Start of Data provided

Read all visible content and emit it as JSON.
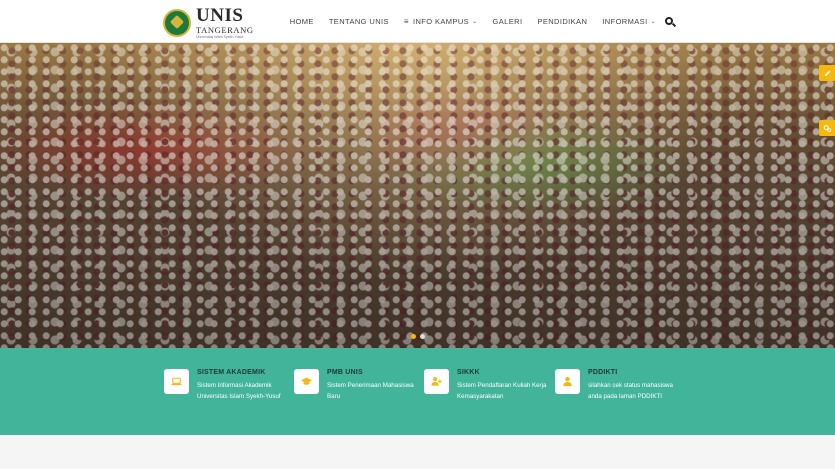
{
  "brand": {
    "name": "UNIS",
    "city": "TANGERANG",
    "tagline": "Universitas Islam Syekh-Yusuf",
    "year": "1 9 9 4",
    "logo_colors": [
      "#1f7a3a",
      "#d6b53a"
    ]
  },
  "nav": {
    "items": [
      {
        "label": "HOME",
        "dropdown": false,
        "icon": null
      },
      {
        "label": "TENTANG UNIS",
        "dropdown": false,
        "icon": null
      },
      {
        "label": "INFO KAMPUS",
        "dropdown": true,
        "icon": "list-icon"
      },
      {
        "label": "GALERI",
        "dropdown": false,
        "icon": null
      },
      {
        "label": "PENDIDIKAN",
        "dropdown": false,
        "icon": null
      },
      {
        "label": "INFORMASI",
        "dropdown": true,
        "icon": null
      }
    ],
    "search_icon": "search-icon"
  },
  "hero": {
    "slides_total": 2,
    "active_slide": 1,
    "dot_colors": {
      "active": "#f5b80e",
      "inactive": "#dddddd"
    },
    "side_buttons": [
      "pencil-icon",
      "gears-icon"
    ]
  },
  "features": [
    {
      "title": "SISTEM AKADEMIK",
      "desc": "Sistem Informasi Akademik Universitas Islam Syekh-Yusuf",
      "icon": "laptop-icon"
    },
    {
      "title": "PMB UNIS",
      "desc": "Sistem Penerimaan Mahasiswa Baru",
      "icon": "graduation-cap-icon"
    },
    {
      "title": "SIKKK",
      "desc": "Sistem Pendaftaran Kuliah Kerja Kemasyarakatan",
      "icon": "user-plus-icon"
    },
    {
      "title": "PDDIKTI",
      "desc": "silahkan cek status mahasiswa anda pada laman PDDIKTI",
      "icon": "user-icon"
    }
  ],
  "colors": {
    "accent": "#41b49a",
    "highlight": "#f5b80e",
    "icon_color": "#f5b80e"
  }
}
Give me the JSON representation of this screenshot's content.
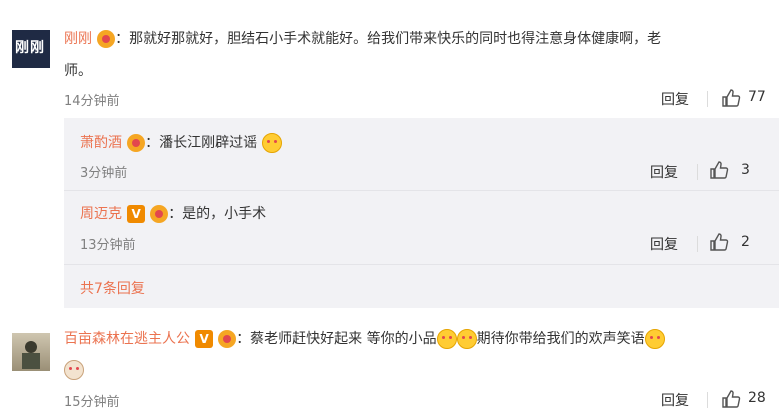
{
  "comments": [
    {
      "avatar_text": "刚刚",
      "user": "刚刚",
      "text_line1": "：那就好那就好，胆结石小手术就能好。给我们带来快乐的同时也得注意身体健康啊，老",
      "text_line2": "师。",
      "time": "14分钟前",
      "reply_label": "回复",
      "likes": "77"
    },
    {
      "user": "百亩森林在逃主人公",
      "text_part1": "：蔡老师赶快好起来 等你的小品",
      "text_part2": "期待你带给我们的欢声笑语",
      "time": "15分钟前",
      "reply_label": "回复",
      "likes": "28"
    }
  ],
  "replies": [
    {
      "user": "萧酌酒",
      "text": "：潘长江刚辟过谣",
      "time": "3分钟前",
      "reply_label": "回复",
      "likes": "3"
    },
    {
      "user": "周迈克",
      "text": "：是的，小手术",
      "time": "13分钟前",
      "reply_label": "回复",
      "likes": "2"
    }
  ],
  "more_replies": "共7条回复",
  "vip_badge": "V"
}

End of Data provided

(Your task):
Write out the listing above again, exactly, but with no pictures in the copy.

(Output of the task):
Read all visible content and emit it as JSON.
{
  "brand": {
    "name": "UNIS",
    "city": "TANGERANG",
    "tagline": "Universitas Islam Syekh-Yusuf",
    "year": "1 9 9 4",
    "logo_colors": [
      "#1f7a3a",
      "#d6b53a"
    ]
  },
  "nav": {
    "items": [
      {
        "label": "HOME",
        "dropdown": false,
        "icon": null
      },
      {
        "label": "TENTANG UNIS",
        "dropdown": false,
        "icon": null
      },
      {
        "label": "INFO KAMPUS",
        "dropdown": true,
        "icon": "list-icon"
      },
      {
        "label": "GALERI",
        "dropdown": false,
        "icon": null
      },
      {
        "label": "PENDIDIKAN",
        "dropdown": false,
        "icon": null
      },
      {
        "label": "INFORMASI",
        "dropdown": true,
        "icon": null
      }
    ],
    "search_icon": "search-icon"
  },
  "hero": {
    "slides_total": 2,
    "active_slide": 1,
    "dot_colors": {
      "active": "#f5b80e",
      "inactive": "#dddddd"
    },
    "side_buttons": [
      "pencil-icon",
      "gears-icon"
    ]
  },
  "features": [
    {
      "title": "SISTEM AKADEMIK",
      "desc": "Sistem Informasi Akademik Universitas Islam Syekh-Yusuf",
      "icon": "laptop-icon"
    },
    {
      "title": "PMB UNIS",
      "desc": "Sistem Penerimaan Mahasiswa Baru",
      "icon": "graduation-cap-icon"
    },
    {
      "title": "SIKKK",
      "desc": "Sistem Pendaftaran Kuliah Kerja Kemasyarakatan",
      "icon": "user-plus-icon"
    },
    {
      "title": "PDDIKTI",
      "desc": "silahkan cek status mahasiswa anda pada laman PDDIKTI",
      "icon": "user-icon"
    }
  ],
  "colors": {
    "accent": "#41b49a",
    "highlight": "#f5b80e",
    "icon_color": "#f5b80e"
  }
}
Give me the JSON representation of this screenshot's content.
{
  "comments": [
    {
      "avatar_text": "刚刚",
      "user": "刚刚",
      "text_line1": "：那就好那就好，胆结石小手术就能好。给我们带来快乐的同时也得注意身体健康啊，老",
      "text_line2": "师。",
      "time": "14分钟前",
      "reply_label": "回复",
      "likes": "77"
    },
    {
      "user": "百亩森林在逃主人公",
      "text_part1": "：蔡老师赶快好起来 等你的小品",
      "text_part2": "期待你带给我们的欢声笑语",
      "time": "15分钟前",
      "reply_label": "回复",
      "likes": "28"
    }
  ],
  "replies": [
    {
      "user": "萧酌酒",
      "text": "：潘长江刚辟过谣",
      "time": "3分钟前",
      "reply_label": "回复",
      "likes": "3"
    },
    {
      "user": "周迈克",
      "text": "：是的，小手术",
      "time": "13分钟前",
      "reply_label": "回复",
      "likes": "2"
    }
  ],
  "more_replies": "共7条回复",
  "vip_badge": "V"
}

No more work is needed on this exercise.